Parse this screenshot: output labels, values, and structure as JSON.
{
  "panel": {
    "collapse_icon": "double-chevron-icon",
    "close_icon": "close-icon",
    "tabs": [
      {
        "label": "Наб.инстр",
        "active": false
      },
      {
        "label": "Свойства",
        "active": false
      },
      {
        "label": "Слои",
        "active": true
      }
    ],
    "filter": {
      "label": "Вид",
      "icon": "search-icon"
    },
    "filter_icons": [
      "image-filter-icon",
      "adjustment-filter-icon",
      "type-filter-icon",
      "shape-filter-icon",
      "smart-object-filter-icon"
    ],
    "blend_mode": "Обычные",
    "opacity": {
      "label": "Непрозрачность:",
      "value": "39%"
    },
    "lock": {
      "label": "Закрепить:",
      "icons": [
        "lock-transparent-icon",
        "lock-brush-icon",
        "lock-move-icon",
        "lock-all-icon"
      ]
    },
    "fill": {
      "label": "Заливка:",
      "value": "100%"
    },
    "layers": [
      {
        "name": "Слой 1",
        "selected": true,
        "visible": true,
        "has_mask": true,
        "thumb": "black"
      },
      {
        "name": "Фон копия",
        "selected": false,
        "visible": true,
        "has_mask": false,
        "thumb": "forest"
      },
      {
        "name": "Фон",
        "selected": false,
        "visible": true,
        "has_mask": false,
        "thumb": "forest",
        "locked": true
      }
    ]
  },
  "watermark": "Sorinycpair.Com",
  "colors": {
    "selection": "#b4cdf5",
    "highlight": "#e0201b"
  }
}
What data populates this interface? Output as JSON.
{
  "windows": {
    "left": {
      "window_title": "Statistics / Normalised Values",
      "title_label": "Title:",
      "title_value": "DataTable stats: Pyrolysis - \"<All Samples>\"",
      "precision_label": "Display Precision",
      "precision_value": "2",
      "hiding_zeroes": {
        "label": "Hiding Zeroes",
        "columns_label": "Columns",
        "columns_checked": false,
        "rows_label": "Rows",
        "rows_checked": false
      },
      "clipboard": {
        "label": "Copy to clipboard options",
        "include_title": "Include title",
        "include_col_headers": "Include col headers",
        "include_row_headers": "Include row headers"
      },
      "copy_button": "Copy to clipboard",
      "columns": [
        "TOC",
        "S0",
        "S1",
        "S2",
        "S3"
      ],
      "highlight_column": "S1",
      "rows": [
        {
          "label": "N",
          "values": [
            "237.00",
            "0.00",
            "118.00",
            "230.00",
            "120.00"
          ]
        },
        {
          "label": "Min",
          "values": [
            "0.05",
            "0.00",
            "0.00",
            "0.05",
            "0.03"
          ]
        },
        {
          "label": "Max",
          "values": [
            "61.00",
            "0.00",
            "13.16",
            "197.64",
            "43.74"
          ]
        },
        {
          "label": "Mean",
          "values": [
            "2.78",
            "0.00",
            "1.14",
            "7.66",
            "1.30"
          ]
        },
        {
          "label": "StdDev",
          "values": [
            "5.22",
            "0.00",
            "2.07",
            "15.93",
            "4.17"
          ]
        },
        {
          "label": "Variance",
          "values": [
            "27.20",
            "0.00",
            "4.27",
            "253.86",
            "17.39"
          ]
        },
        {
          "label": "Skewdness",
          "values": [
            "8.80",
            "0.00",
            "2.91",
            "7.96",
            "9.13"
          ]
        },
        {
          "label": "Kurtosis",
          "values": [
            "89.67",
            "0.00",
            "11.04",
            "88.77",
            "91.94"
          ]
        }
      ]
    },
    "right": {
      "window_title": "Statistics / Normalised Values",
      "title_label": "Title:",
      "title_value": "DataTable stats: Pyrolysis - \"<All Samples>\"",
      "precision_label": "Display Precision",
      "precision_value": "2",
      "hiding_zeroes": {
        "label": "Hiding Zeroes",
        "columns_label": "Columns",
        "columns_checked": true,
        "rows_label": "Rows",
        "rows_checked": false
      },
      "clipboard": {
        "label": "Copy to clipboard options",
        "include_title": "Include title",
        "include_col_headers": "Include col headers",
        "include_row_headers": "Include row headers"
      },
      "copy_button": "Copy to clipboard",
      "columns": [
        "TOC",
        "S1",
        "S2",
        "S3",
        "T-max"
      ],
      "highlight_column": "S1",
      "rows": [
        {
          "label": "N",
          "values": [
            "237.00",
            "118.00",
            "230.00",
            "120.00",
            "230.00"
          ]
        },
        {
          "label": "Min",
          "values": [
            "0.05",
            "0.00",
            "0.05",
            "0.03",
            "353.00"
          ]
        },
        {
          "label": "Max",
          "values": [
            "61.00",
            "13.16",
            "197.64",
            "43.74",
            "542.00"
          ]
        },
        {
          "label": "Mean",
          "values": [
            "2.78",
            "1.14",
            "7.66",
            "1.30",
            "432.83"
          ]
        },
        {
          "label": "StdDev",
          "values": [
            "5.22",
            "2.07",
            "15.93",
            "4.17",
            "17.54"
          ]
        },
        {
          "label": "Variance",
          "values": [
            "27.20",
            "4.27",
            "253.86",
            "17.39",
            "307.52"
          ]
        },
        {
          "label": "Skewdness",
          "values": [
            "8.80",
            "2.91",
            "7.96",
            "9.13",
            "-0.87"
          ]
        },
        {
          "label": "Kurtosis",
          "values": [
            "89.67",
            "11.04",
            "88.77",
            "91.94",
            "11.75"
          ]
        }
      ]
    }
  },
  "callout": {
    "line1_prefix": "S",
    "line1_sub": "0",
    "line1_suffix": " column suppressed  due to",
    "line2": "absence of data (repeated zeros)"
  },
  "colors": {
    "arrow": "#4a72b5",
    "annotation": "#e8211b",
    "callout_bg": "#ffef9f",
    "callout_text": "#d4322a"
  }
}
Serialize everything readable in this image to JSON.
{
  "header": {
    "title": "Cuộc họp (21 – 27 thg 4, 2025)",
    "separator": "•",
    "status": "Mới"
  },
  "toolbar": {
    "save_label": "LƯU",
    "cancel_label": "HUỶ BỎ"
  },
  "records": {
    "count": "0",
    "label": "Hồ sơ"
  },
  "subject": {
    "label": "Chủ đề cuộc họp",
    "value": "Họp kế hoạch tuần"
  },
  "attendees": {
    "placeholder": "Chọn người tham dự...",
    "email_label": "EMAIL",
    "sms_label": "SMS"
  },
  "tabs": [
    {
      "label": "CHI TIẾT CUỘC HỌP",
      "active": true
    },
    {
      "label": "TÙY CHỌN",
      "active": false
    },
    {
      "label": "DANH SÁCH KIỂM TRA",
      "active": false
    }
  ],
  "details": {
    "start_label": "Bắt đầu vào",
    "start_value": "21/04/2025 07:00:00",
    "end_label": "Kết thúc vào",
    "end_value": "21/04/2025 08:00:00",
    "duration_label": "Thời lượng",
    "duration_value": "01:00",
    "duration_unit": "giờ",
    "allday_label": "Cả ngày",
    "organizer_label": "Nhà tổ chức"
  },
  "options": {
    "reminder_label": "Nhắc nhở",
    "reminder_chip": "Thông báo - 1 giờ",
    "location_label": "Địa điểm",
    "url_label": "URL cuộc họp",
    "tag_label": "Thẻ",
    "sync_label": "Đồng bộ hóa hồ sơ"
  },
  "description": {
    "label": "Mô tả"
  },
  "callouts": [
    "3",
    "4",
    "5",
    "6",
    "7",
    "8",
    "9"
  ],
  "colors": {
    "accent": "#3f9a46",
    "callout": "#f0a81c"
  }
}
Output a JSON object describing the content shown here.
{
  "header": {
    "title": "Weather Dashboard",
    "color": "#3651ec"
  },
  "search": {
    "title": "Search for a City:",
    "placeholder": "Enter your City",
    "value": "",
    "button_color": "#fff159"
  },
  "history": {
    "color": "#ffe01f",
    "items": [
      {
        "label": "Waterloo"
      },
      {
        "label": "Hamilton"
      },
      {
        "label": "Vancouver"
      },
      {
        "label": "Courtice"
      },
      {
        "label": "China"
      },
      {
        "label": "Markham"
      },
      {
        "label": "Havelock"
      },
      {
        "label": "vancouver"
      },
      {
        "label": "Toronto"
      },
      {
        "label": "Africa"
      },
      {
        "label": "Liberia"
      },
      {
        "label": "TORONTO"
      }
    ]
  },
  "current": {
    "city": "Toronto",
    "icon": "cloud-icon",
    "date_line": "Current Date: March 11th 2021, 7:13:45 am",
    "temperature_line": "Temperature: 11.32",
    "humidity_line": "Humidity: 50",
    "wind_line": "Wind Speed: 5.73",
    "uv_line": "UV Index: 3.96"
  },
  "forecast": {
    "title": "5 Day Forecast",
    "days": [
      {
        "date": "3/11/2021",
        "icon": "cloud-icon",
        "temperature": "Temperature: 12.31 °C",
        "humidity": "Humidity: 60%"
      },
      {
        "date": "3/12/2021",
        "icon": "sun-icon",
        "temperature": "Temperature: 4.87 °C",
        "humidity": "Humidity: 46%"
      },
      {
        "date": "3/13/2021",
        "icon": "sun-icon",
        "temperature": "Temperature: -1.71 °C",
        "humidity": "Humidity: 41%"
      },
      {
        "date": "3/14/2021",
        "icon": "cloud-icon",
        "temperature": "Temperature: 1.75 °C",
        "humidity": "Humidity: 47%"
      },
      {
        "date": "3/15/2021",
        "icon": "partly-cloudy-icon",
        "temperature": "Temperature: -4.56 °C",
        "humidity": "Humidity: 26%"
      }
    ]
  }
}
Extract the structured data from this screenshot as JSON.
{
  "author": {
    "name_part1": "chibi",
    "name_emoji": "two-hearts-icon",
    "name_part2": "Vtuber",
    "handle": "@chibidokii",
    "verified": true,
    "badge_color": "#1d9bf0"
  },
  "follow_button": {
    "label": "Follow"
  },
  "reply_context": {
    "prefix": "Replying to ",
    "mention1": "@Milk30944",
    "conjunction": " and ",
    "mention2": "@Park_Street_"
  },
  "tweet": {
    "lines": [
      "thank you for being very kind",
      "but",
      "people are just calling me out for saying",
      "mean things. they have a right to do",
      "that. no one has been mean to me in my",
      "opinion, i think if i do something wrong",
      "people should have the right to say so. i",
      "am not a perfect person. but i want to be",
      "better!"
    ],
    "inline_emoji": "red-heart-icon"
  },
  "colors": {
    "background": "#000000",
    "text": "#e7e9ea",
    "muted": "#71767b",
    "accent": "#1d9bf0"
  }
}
☆ ☆ ☆ ☆ ☆ ☆ ☆
Reproduce the listing above exactly from the line containing "Extract the structured" through its last line, with both of those lines included.

Extract the structured data from this screenshot as JSON.
{
  "author": {
    "name_part1": "chibi",
    "name_emoji": "two-hearts-icon",
    "name_part2": "Vtuber",
    "handle": "@chibidokii",
    "verified": true,
    "badge_color": "#1d9bf0"
  },
  "follow_button": {
    "label": "Follow"
  },
  "reply_context": {
    "prefix": "Replying to ",
    "mention1": "@Milk30944",
    "conjunction": " and ",
    "mention2": "@Park_Street_"
  },
  "tweet": {
    "lines": [
      "thank you for being very kind",
      "but",
      "people are just calling me out for saying",
      "mean things. they have a right to do",
      "that. no one has been mean to me in my",
      "opinion, i think if i do something wrong",
      "people should have the right to say so. i",
      "am not a perfect person. but i want to be",
      "better!"
    ],
    "inline_emoji": "red-heart-icon"
  },
  "colors": {
    "background": "#000000",
    "text": "#e7e9ea",
    "muted": "#71767b",
    "accent": "#1d9bf0"
  }
}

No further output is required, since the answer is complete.